====== SUPPLIED ENTRIES

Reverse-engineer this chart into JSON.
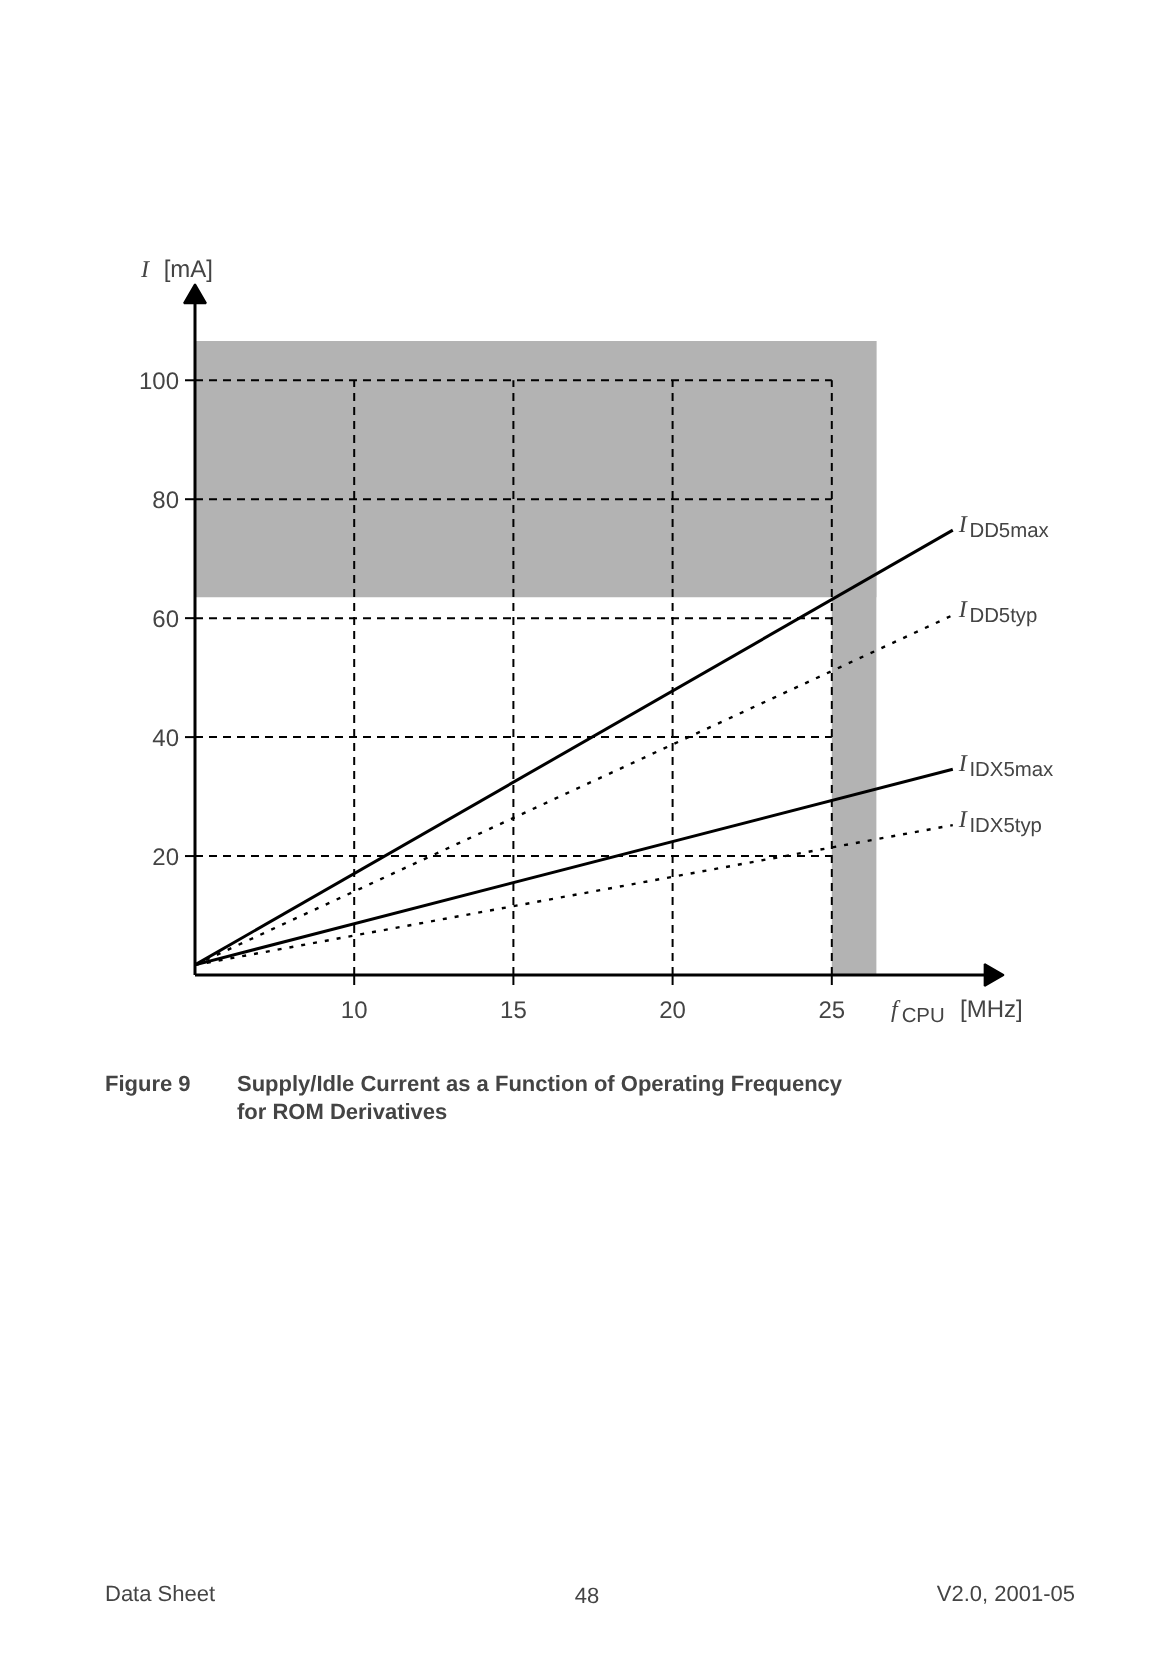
{
  "chart_data": {
    "type": "line",
    "title": "Figure 9    Supply/Idle Current as a Function of Operating Frequency\nfor ROM Derivatives",
    "xlabel": "f$_{CPU}$ [MHz]",
    "ylabel": "I [mA]",
    "xlim": [
      5,
      30
    ],
    "ylim": [
      0,
      114
    ],
    "xticks": [
      10,
      15,
      20,
      25
    ],
    "yticks": [
      20,
      40,
      60,
      80,
      100
    ],
    "grid": true,
    "bands": [
      {
        "axis": "y",
        "from": 63.5,
        "to": 106.6,
        "color": "#b3b3b3"
      },
      {
        "axis": "x",
        "from": 25,
        "to": 26.4,
        "color": "#b3b3b3"
      }
    ],
    "x": [
      5,
      28.8
    ],
    "series": [
      {
        "name": "I$_{DD5max}$",
        "color": "#000000",
        "line_style": "solid",
        "values": [
          1.7,
          74.8
        ]
      },
      {
        "name": "I$_{DD5typ}$",
        "color": "#000000",
        "line_style": "dotted",
        "values": [
          1.7,
          60.5
        ]
      },
      {
        "name": "I$_{IDX5max}$",
        "color": "#000000",
        "line_style": "solid",
        "values": [
          1.7,
          34.6
        ]
      },
      {
        "name": "I$_{IDX5typ}$",
        "color": "#000000",
        "line_style": "dotted",
        "values": [
          1.7,
          25.2
        ]
      }
    ],
    "annotations": [
      "Data Sheet",
      "48",
      "V2.0, 2001-05"
    ]
  }
}
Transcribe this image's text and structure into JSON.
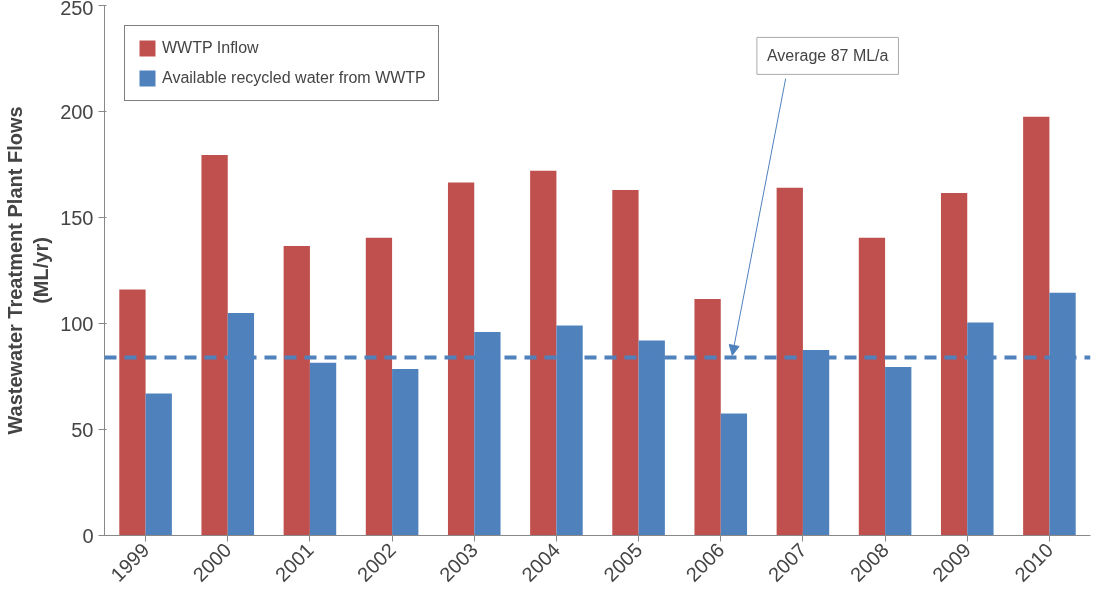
{
  "chart_data": {
    "type": "bar",
    "ylabel": "Wastewater Treatment Plant Flows\n(ML/yr)",
    "categories": [
      "1999",
      "2000",
      "2001",
      "2002",
      "2003",
      "2004",
      "2005",
      "2006",
      "2007",
      "2008",
      "2009",
      "2010"
    ],
    "series": [
      {
        "name": "WWTP Inflow",
        "color": "#c0504d",
        "values": [
          116,
          179.5,
          136.5,
          140.5,
          166.5,
          172,
          163,
          111.5,
          164,
          140.5,
          161.5,
          197.5
        ]
      },
      {
        "name": "Available recycled water from WWTP",
        "color": "#4f81bd",
        "values": [
          67,
          105,
          81.5,
          78.5,
          96,
          99,
          92,
          57.5,
          87.5,
          79.5,
          100.5,
          114.5
        ]
      }
    ],
    "ylim": [
      0,
      250
    ],
    "yticks": [
      0,
      50,
      100,
      150,
      200,
      250
    ],
    "grid": false,
    "legend": "top left",
    "ref_lines": [
      {
        "axis": "y",
        "value": 84,
        "label": "Average 87 ML/a",
        "color": "#4f81bd",
        "line_style": "dashed"
      }
    ]
  }
}
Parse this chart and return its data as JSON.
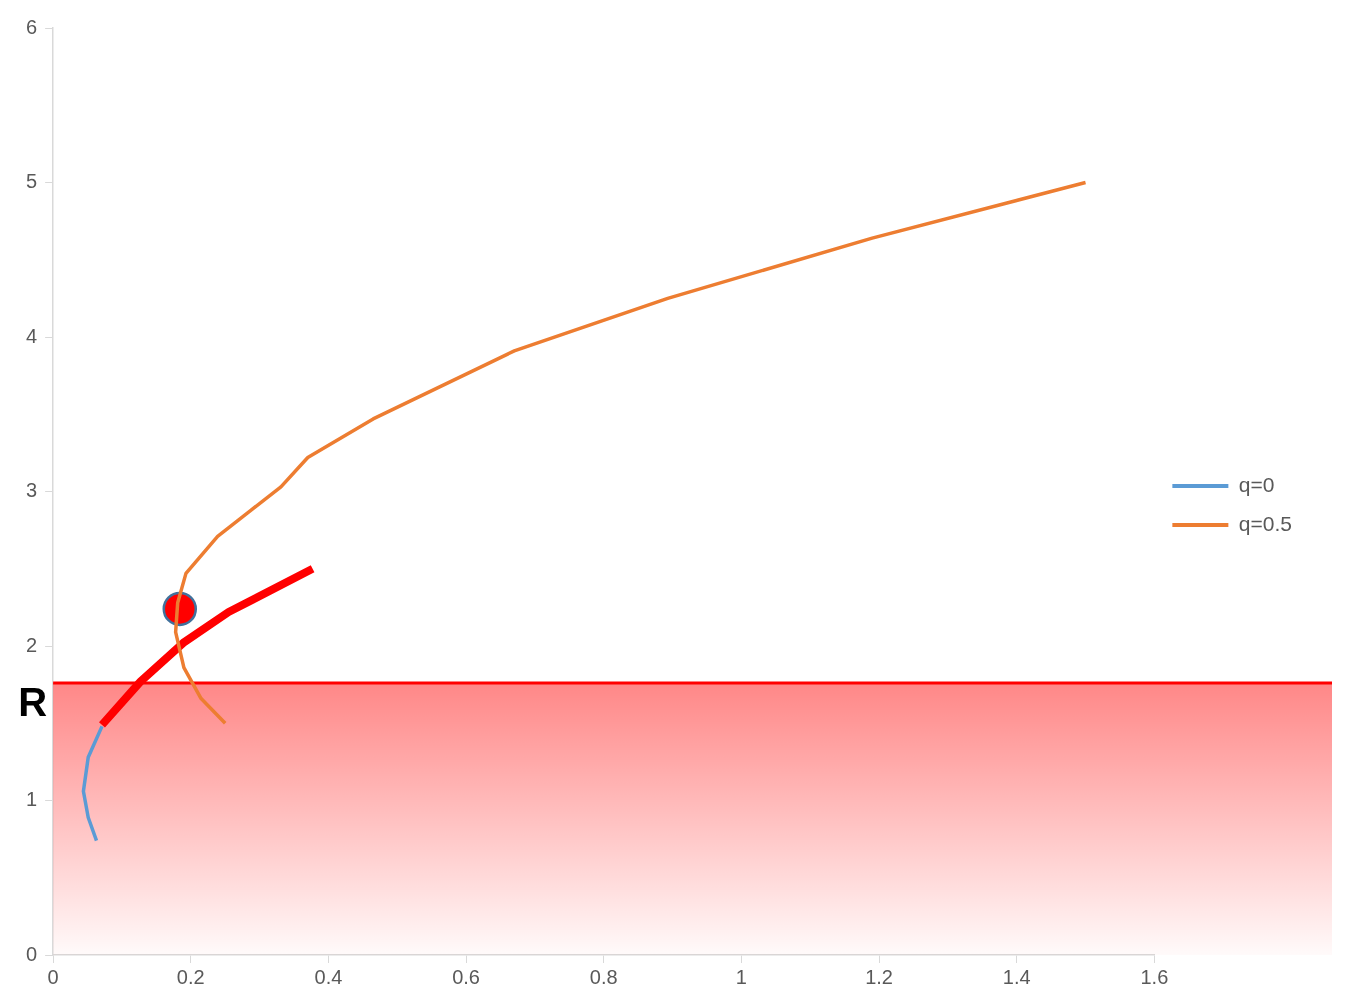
{
  "chart_data": {
    "type": "line",
    "xlim": [
      0,
      1.6
    ],
    "xticks": [
      0,
      0.2,
      0.4,
      0.6,
      0.8,
      1,
      1.2,
      1.4,
      1.6
    ],
    "ylim": [
      0,
      6
    ],
    "yticks": [
      0,
      1,
      2,
      3,
      4,
      5,
      6
    ],
    "grid": false,
    "legend": "right",
    "marker": "none",
    "series": [
      {
        "name": "q=0",
        "color": "#5b9bd5",
        "x": [
          0.063,
          0.051,
          0.044,
          0.051,
          0.071
        ],
        "values": [
          0.74,
          0.89,
          1.06,
          1.28,
          1.48
        ]
      },
      {
        "name": "q=0.5",
        "color": "#ed7d31",
        "x": [
          0.25,
          0.215,
          0.19,
          0.178,
          0.181,
          0.193,
          0.239,
          0.331,
          0.37,
          0.465,
          0.67,
          0.893,
          1.19,
          1.5
        ],
        "values": [
          1.5,
          1.66,
          1.86,
          2.09,
          2.28,
          2.47,
          2.71,
          3.03,
          3.22,
          3.47,
          3.91,
          4.25,
          4.64,
          5.0
        ]
      },
      {
        "color": "#ff0000",
        "x": [
          0.071,
          0.127,
          0.189,
          0.255,
          0.377
        ],
        "values": [
          1.49,
          1.77,
          2.02,
          2.22,
          2.5
        ]
      },
      {
        "type": "scatter",
        "marker": "circle",
        "color": "#ff0000",
        "x": [
          0.184
        ],
        "values": [
          2.24
        ]
      }
    ],
    "ref_lines": [
      {
        "axis": "y",
        "value": 1.76,
        "color": "#ff0000"
      }
    ],
    "bands": [
      {
        "axis": "y",
        "from": 0,
        "to": 1.76,
        "label": "R",
        "color": "#ff0000"
      }
    ]
  }
}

============

> _WHAT YOU ARE ASKED TO DO_
Within the listing above, find every line containing the string "WWTP" and return it.

> _COMPLETED TASK_
        "name": "WWTP Inflow",
        "name": "Available recycled water from WWTP",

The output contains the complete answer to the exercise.